DIRECTIVE: Determine how many lines of the entries contain "leads". Reply with that number alone.

GIVEN DATA:
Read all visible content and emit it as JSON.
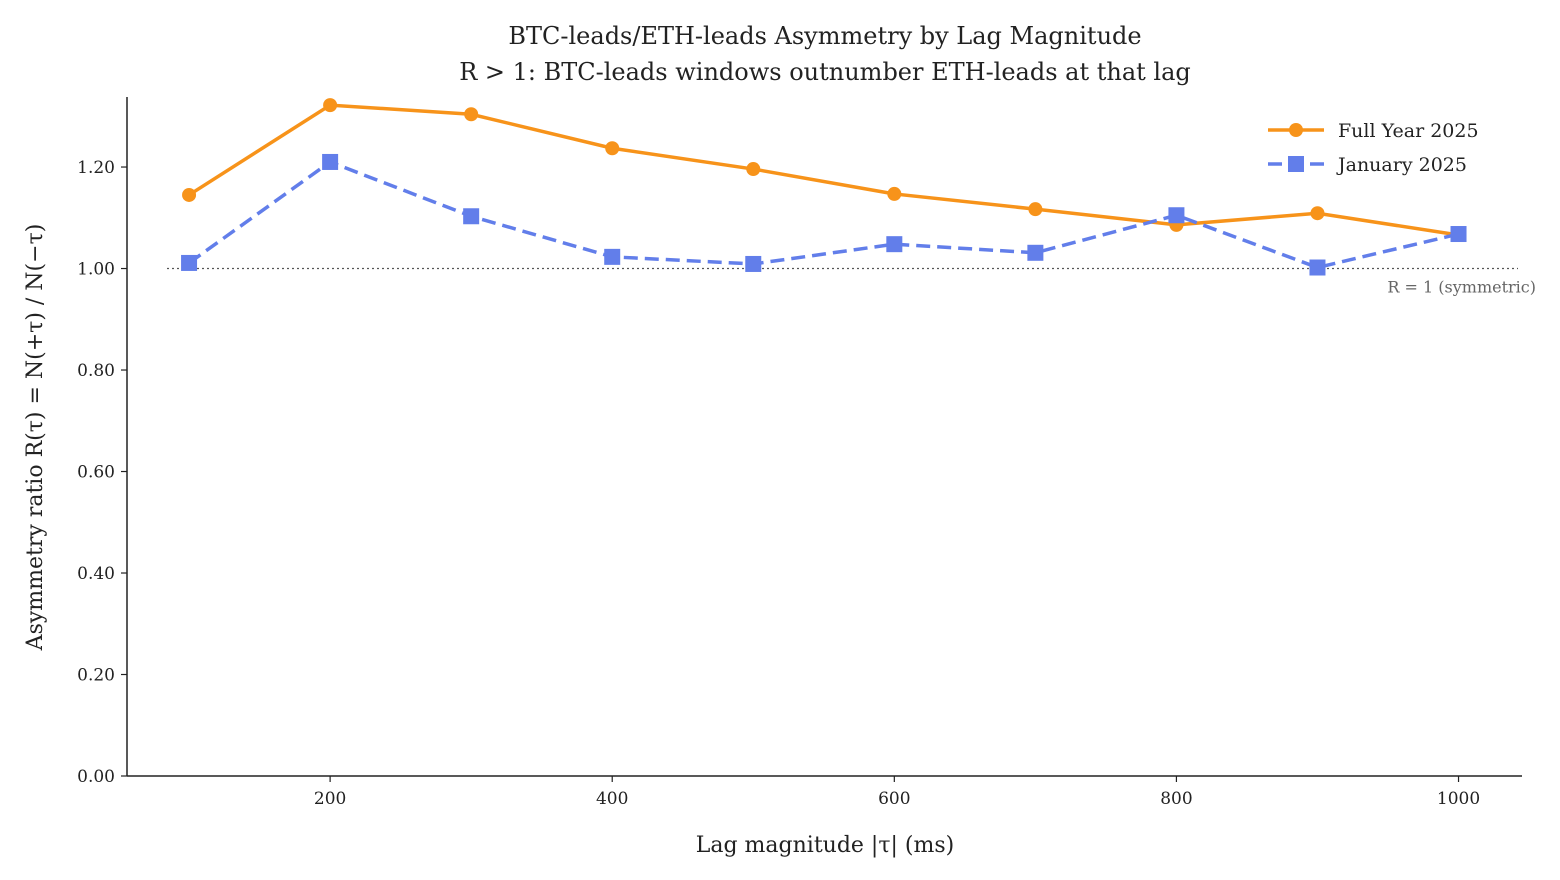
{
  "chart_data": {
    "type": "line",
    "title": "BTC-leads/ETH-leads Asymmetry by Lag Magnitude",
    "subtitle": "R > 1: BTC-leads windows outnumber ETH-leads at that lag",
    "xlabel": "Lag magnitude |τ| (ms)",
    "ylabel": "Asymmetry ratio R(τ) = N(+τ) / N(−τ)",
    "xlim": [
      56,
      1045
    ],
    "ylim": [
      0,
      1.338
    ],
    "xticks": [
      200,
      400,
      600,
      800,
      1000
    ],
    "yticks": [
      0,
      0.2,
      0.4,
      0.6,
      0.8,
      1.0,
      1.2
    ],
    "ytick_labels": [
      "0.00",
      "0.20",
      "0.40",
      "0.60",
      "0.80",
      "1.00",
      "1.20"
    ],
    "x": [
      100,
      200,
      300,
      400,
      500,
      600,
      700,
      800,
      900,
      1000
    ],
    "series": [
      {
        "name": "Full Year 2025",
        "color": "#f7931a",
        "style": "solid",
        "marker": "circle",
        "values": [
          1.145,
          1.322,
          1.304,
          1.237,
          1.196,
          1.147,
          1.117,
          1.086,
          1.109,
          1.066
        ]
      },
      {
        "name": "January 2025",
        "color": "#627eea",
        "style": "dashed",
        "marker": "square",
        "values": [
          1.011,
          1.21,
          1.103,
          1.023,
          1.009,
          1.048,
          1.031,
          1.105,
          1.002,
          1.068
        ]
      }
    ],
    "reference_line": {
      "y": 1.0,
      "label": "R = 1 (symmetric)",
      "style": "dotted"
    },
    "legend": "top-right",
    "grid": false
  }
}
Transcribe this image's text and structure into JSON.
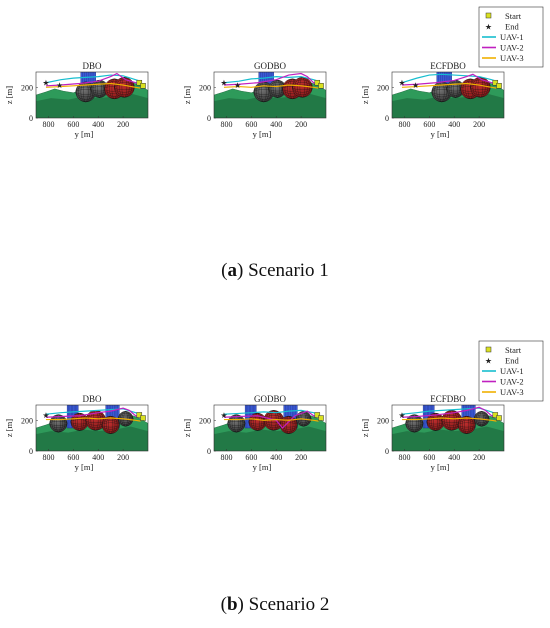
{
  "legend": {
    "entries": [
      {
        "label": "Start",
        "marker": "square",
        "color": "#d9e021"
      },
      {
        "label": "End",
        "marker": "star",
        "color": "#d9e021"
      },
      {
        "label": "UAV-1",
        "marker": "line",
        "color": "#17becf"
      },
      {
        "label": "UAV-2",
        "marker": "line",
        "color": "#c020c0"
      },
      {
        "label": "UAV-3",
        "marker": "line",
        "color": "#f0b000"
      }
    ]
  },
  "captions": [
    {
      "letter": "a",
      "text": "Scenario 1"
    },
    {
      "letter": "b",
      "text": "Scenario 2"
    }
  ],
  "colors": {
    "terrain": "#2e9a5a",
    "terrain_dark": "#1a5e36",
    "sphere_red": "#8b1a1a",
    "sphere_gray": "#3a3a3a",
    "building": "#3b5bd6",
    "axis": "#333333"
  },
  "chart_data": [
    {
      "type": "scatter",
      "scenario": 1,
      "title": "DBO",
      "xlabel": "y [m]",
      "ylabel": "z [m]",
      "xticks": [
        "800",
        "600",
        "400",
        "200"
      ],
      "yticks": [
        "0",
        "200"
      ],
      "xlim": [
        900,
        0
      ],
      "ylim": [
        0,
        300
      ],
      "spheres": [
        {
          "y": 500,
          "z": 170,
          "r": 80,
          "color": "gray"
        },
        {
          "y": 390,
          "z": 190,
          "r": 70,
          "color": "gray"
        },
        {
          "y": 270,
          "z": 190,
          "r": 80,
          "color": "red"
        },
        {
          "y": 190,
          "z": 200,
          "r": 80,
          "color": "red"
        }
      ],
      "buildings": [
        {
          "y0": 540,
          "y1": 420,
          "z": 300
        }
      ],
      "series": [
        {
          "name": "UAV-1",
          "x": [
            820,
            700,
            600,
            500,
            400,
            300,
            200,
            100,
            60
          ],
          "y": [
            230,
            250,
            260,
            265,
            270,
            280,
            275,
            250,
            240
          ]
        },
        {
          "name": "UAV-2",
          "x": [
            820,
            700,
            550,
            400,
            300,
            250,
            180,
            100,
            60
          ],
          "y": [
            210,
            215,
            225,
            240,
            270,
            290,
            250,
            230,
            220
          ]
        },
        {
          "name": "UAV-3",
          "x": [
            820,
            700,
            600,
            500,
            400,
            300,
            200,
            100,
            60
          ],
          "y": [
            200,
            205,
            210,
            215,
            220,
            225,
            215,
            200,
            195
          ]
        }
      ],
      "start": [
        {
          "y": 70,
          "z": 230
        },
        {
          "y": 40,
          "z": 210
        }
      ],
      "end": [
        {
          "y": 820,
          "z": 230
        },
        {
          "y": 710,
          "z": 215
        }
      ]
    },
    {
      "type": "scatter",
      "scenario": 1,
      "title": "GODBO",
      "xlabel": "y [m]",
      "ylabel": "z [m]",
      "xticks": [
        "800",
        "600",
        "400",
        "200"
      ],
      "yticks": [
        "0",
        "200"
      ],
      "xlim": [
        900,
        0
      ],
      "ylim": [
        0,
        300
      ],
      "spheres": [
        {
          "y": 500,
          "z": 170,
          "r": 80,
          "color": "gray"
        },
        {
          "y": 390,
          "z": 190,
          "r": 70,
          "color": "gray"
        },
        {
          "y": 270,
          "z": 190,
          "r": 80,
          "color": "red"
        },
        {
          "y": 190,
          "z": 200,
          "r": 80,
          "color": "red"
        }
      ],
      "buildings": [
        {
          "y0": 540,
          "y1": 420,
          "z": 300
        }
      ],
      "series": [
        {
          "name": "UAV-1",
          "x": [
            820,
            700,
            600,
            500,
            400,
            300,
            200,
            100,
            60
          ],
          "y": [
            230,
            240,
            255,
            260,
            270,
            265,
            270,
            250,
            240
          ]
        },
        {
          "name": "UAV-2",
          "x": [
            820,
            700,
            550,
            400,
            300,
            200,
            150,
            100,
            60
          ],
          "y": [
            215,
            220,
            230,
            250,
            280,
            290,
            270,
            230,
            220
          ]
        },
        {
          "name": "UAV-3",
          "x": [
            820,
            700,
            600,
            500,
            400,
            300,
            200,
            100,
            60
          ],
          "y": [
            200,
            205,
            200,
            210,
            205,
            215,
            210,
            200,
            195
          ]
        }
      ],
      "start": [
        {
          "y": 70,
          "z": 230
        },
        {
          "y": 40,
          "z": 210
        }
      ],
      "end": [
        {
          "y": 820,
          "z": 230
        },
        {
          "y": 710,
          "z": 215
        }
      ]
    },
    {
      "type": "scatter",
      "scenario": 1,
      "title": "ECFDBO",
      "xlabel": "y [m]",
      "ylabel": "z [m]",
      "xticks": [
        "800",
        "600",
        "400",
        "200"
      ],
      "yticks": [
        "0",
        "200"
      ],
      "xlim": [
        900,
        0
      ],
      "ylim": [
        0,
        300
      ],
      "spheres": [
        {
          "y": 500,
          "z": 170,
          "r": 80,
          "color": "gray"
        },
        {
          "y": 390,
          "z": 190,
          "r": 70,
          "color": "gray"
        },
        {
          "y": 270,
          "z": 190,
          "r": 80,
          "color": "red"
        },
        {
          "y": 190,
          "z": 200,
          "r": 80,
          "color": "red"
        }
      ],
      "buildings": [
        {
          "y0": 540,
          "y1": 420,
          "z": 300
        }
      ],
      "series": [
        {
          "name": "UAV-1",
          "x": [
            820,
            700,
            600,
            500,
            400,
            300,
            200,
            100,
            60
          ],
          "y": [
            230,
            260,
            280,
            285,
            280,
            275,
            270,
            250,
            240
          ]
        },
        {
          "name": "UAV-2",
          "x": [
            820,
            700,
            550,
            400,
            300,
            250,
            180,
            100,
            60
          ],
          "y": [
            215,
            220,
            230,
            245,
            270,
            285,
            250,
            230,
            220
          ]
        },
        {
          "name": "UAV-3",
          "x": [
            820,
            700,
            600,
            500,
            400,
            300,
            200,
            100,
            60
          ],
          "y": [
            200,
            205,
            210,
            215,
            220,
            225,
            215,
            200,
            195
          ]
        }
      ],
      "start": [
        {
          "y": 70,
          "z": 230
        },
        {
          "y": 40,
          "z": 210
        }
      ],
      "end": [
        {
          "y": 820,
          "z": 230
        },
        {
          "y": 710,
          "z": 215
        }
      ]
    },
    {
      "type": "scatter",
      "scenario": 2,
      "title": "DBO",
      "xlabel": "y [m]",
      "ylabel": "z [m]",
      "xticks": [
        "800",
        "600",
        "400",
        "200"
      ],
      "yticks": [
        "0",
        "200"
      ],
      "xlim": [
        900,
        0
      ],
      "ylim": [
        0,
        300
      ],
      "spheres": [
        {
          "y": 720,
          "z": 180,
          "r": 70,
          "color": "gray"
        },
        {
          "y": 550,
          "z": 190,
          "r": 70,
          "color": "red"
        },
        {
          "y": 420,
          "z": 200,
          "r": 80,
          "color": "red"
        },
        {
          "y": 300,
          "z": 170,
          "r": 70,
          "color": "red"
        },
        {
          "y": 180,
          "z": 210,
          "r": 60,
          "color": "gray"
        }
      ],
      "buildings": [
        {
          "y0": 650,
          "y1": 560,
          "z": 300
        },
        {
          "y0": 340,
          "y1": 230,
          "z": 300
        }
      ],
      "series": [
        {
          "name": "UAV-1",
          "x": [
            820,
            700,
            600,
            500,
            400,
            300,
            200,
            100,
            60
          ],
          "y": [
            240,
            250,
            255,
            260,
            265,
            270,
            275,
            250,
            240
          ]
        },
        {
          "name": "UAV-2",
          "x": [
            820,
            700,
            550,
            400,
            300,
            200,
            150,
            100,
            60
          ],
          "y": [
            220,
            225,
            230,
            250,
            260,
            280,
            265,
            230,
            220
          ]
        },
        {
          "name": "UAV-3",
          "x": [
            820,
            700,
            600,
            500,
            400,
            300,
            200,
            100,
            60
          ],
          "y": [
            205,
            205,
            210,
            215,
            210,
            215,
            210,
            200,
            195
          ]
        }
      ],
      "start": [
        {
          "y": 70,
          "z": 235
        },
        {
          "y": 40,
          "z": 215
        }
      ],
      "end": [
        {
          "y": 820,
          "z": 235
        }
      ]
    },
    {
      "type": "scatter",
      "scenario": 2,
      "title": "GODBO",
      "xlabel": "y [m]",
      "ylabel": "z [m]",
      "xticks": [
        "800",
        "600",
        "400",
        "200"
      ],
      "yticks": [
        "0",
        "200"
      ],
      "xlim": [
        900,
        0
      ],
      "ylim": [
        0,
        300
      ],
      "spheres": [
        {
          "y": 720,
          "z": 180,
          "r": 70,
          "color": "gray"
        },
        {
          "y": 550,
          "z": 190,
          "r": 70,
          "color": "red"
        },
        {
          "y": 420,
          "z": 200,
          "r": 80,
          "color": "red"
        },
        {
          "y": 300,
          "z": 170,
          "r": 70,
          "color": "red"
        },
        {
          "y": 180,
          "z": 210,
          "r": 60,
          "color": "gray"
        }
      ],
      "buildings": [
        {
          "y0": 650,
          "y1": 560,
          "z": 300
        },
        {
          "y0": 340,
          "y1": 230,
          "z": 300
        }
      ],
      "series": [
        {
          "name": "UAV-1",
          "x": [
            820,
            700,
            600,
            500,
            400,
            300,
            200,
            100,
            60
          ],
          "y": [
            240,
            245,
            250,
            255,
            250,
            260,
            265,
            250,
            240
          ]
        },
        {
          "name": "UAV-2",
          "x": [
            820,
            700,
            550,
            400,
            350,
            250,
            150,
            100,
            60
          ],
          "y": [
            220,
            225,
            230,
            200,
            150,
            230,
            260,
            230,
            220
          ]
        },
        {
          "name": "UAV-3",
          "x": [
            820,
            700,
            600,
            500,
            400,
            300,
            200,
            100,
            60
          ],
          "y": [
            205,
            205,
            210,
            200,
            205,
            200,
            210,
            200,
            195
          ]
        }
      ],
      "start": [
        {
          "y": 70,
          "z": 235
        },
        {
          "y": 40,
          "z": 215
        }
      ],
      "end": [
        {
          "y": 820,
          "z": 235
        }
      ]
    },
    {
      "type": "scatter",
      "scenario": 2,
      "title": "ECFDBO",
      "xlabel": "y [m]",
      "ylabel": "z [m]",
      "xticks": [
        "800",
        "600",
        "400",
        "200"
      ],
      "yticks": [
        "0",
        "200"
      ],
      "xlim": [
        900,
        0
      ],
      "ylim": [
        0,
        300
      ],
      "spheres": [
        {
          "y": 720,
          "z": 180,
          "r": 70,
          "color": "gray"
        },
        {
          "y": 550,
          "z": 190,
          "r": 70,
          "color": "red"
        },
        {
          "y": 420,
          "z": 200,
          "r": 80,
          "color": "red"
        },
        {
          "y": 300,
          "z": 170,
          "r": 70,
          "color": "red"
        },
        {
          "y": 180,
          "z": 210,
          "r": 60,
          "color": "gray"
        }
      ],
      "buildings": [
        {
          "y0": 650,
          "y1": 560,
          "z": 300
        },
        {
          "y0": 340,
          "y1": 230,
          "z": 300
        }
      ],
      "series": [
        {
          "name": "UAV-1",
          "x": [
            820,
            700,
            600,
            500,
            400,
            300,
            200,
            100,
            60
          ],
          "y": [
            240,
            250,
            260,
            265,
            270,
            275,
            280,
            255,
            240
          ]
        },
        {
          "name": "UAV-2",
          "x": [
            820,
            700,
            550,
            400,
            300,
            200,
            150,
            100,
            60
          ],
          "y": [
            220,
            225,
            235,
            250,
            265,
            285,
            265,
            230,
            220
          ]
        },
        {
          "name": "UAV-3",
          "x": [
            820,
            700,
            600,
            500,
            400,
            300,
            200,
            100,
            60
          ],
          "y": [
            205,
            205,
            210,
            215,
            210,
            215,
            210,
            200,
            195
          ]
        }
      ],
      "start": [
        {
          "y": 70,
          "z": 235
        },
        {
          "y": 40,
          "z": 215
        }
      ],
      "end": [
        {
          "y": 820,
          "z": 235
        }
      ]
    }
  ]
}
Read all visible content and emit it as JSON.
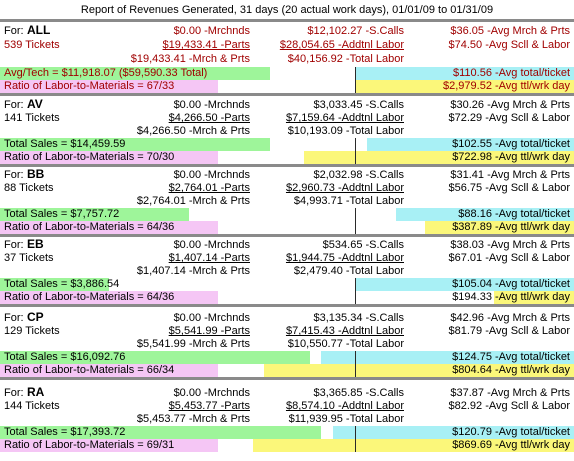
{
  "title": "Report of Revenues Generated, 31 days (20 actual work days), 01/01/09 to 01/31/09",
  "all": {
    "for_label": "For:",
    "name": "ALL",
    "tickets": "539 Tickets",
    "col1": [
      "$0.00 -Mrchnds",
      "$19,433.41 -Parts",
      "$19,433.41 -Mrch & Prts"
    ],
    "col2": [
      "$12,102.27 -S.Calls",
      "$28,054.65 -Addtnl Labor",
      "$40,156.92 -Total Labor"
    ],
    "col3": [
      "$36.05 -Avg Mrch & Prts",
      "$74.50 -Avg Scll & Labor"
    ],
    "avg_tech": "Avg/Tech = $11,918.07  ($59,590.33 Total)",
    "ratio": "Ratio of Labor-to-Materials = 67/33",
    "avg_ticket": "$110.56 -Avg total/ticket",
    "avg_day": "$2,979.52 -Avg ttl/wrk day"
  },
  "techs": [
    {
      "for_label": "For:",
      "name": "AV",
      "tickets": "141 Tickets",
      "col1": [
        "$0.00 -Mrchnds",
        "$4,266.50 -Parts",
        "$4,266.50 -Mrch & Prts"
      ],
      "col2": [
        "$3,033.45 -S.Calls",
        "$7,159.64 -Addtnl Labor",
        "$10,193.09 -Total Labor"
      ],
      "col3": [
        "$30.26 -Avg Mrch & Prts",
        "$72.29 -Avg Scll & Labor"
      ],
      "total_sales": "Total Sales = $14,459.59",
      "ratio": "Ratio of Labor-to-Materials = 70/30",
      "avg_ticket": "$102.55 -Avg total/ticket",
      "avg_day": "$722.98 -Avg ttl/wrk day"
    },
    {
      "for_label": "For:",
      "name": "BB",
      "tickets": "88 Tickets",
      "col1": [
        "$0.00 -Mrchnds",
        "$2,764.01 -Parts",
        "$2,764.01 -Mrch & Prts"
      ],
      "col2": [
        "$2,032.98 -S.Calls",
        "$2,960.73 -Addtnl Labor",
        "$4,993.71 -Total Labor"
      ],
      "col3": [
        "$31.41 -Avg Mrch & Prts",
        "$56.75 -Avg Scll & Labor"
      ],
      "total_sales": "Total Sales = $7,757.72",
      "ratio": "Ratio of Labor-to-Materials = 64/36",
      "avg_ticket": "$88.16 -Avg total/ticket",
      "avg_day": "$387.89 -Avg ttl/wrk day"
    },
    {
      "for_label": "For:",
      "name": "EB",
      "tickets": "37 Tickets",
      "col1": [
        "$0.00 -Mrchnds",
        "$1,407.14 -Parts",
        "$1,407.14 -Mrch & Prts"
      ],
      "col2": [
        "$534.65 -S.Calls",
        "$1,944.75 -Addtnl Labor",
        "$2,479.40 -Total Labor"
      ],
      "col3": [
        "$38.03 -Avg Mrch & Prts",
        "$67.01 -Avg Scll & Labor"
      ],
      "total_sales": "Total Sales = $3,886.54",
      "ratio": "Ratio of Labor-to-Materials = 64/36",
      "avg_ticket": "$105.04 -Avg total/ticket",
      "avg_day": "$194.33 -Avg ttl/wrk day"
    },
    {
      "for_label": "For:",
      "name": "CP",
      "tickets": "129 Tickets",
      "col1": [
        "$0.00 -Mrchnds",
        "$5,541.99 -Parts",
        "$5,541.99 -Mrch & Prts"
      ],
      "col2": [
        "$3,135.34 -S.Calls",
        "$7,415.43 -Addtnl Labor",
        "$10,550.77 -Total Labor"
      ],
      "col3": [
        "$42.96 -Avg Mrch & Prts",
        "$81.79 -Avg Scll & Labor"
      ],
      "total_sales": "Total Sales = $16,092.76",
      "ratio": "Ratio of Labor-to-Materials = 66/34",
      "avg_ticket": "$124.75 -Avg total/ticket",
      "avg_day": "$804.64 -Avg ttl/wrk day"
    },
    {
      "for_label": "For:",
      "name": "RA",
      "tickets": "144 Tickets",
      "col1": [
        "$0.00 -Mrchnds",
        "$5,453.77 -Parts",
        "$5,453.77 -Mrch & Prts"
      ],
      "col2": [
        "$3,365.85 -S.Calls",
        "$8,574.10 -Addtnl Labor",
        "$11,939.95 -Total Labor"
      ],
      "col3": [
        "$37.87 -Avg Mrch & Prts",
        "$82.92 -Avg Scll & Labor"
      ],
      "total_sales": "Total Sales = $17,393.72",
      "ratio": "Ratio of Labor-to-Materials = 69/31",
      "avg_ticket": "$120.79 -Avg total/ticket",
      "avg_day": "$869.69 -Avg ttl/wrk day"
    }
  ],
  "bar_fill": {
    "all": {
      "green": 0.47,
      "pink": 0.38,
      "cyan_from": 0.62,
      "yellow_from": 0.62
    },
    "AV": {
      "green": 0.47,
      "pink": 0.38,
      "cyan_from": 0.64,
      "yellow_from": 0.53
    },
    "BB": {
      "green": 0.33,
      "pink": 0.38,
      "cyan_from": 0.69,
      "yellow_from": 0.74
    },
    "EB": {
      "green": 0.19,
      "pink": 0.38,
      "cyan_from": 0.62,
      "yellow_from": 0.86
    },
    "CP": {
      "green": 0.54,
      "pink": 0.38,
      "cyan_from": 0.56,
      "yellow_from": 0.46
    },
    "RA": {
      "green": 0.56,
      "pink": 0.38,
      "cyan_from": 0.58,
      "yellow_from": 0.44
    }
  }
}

WORKED ANSWER: 2